[START DATA ROWS]

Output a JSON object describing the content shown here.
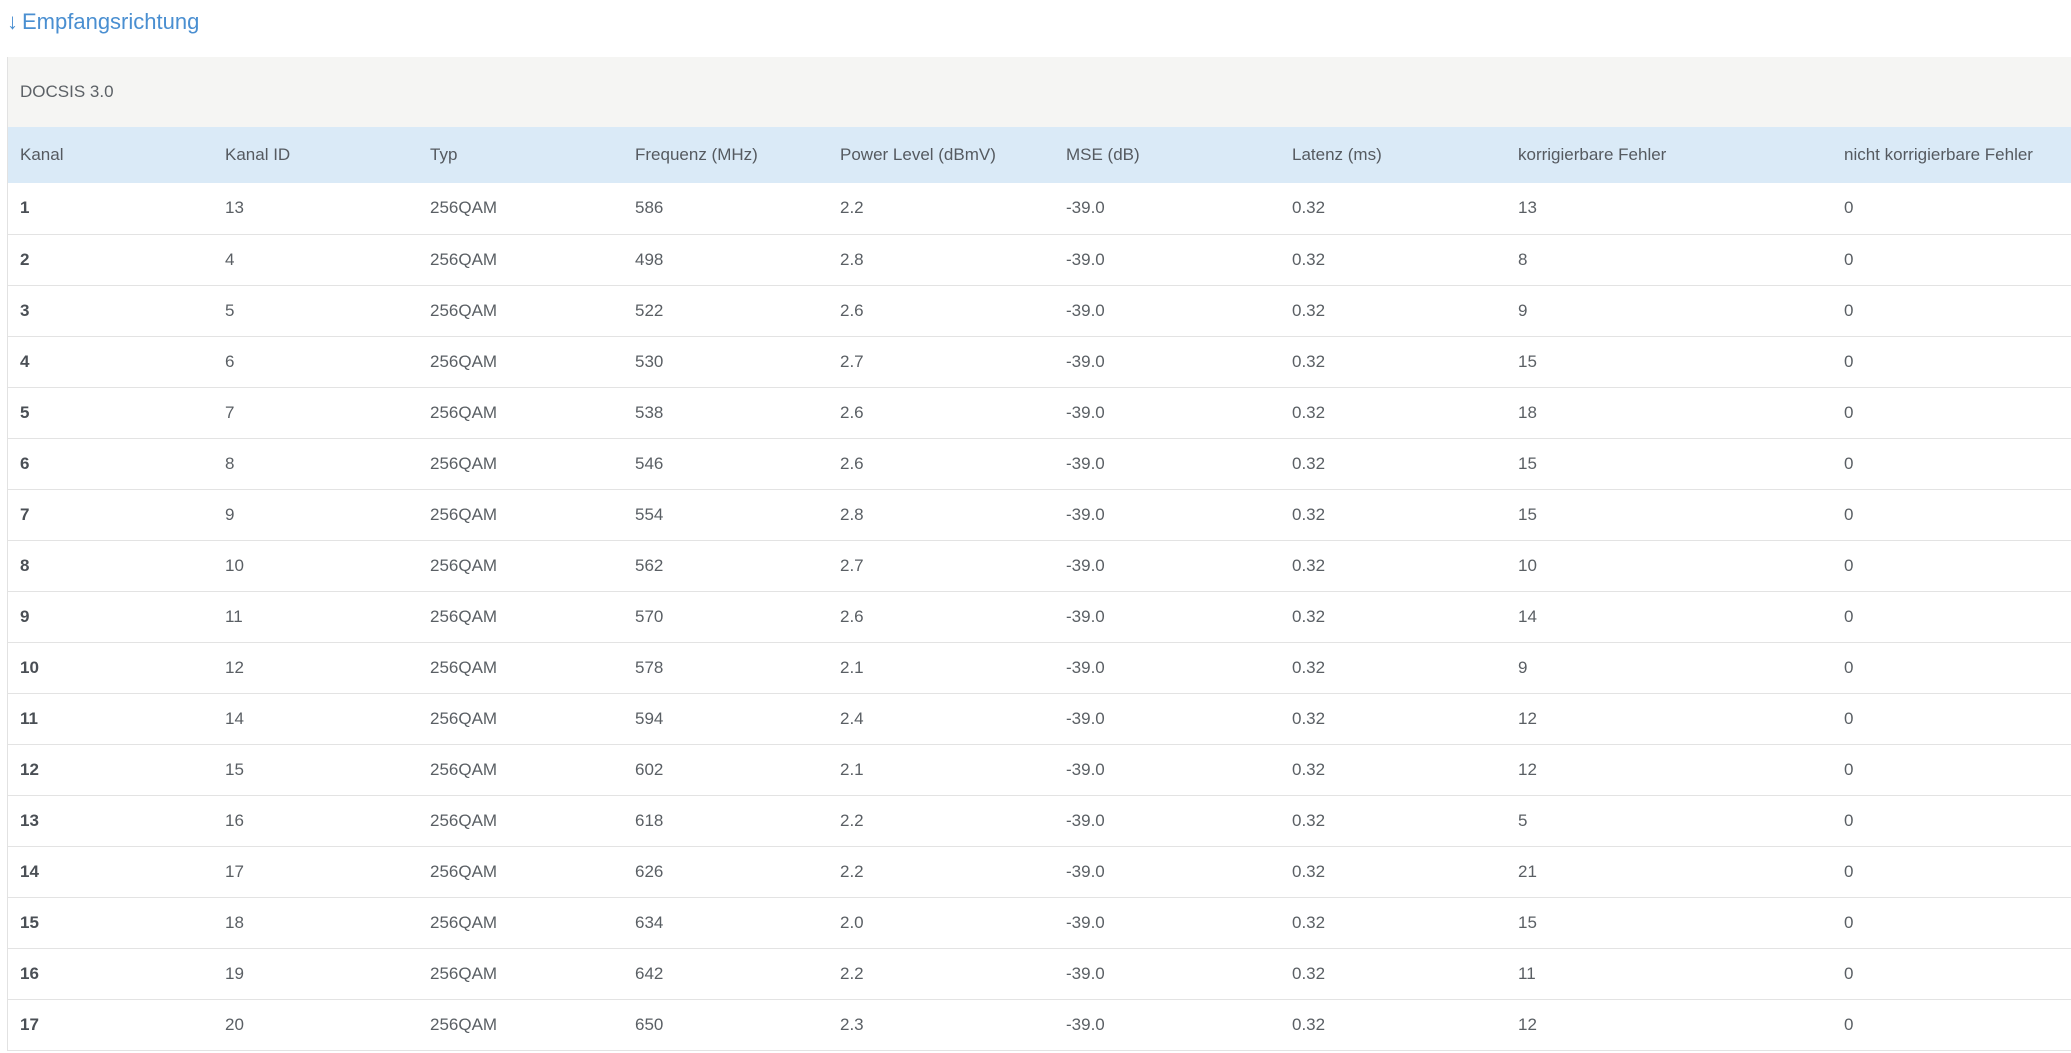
{
  "heading": {
    "arrow": "↓",
    "label": "Empfangsrichtung"
  },
  "panel": {
    "title": "DOCSIS 3.0"
  },
  "table": {
    "columns": [
      "Kanal",
      "Kanal ID",
      "Typ",
      "Frequenz (MHz)",
      "Power Level (dBmV)",
      "MSE (dB)",
      "Latenz (ms)",
      "korrigierbare Fehler",
      "nicht korrigierbare Fehler"
    ],
    "rows": [
      [
        "1",
        "13",
        "256QAM",
        "586",
        "2.2",
        "-39.0",
        "0.32",
        "13",
        "0"
      ],
      [
        "2",
        "4",
        "256QAM",
        "498",
        "2.8",
        "-39.0",
        "0.32",
        "8",
        "0"
      ],
      [
        "3",
        "5",
        "256QAM",
        "522",
        "2.6",
        "-39.0",
        "0.32",
        "9",
        "0"
      ],
      [
        "4",
        "6",
        "256QAM",
        "530",
        "2.7",
        "-39.0",
        "0.32",
        "15",
        "0"
      ],
      [
        "5",
        "7",
        "256QAM",
        "538",
        "2.6",
        "-39.0",
        "0.32",
        "18",
        "0"
      ],
      [
        "6",
        "8",
        "256QAM",
        "546",
        "2.6",
        "-39.0",
        "0.32",
        "15",
        "0"
      ],
      [
        "7",
        "9",
        "256QAM",
        "554",
        "2.8",
        "-39.0",
        "0.32",
        "15",
        "0"
      ],
      [
        "8",
        "10",
        "256QAM",
        "562",
        "2.7",
        "-39.0",
        "0.32",
        "10",
        "0"
      ],
      [
        "9",
        "11",
        "256QAM",
        "570",
        "2.6",
        "-39.0",
        "0.32",
        "14",
        "0"
      ],
      [
        "10",
        "12",
        "256QAM",
        "578",
        "2.1",
        "-39.0",
        "0.32",
        "9",
        "0"
      ],
      [
        "11",
        "14",
        "256QAM",
        "594",
        "2.4",
        "-39.0",
        "0.32",
        "12",
        "0"
      ],
      [
        "12",
        "15",
        "256QAM",
        "602",
        "2.1",
        "-39.0",
        "0.32",
        "12",
        "0"
      ],
      [
        "13",
        "16",
        "256QAM",
        "618",
        "2.2",
        "-39.0",
        "0.32",
        "5",
        "0"
      ],
      [
        "14",
        "17",
        "256QAM",
        "626",
        "2.2",
        "-39.0",
        "0.32",
        "21",
        "0"
      ],
      [
        "15",
        "18",
        "256QAM",
        "634",
        "2.0",
        "-39.0",
        "0.32",
        "15",
        "0"
      ],
      [
        "16",
        "19",
        "256QAM",
        "642",
        "2.2",
        "-39.0",
        "0.32",
        "11",
        "0"
      ],
      [
        "17",
        "20",
        "256QAM",
        "650",
        "2.3",
        "-39.0",
        "0.32",
        "12",
        "0"
      ]
    ]
  }
}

[END DATA ROWS]

- [WHAT TO DO] Copy each line from the data above that includes "korrigierbare".

- [PROBLEM SOLUTION]
      "korrigierbare Fehler",
      "nicht korrigierbare Fehler"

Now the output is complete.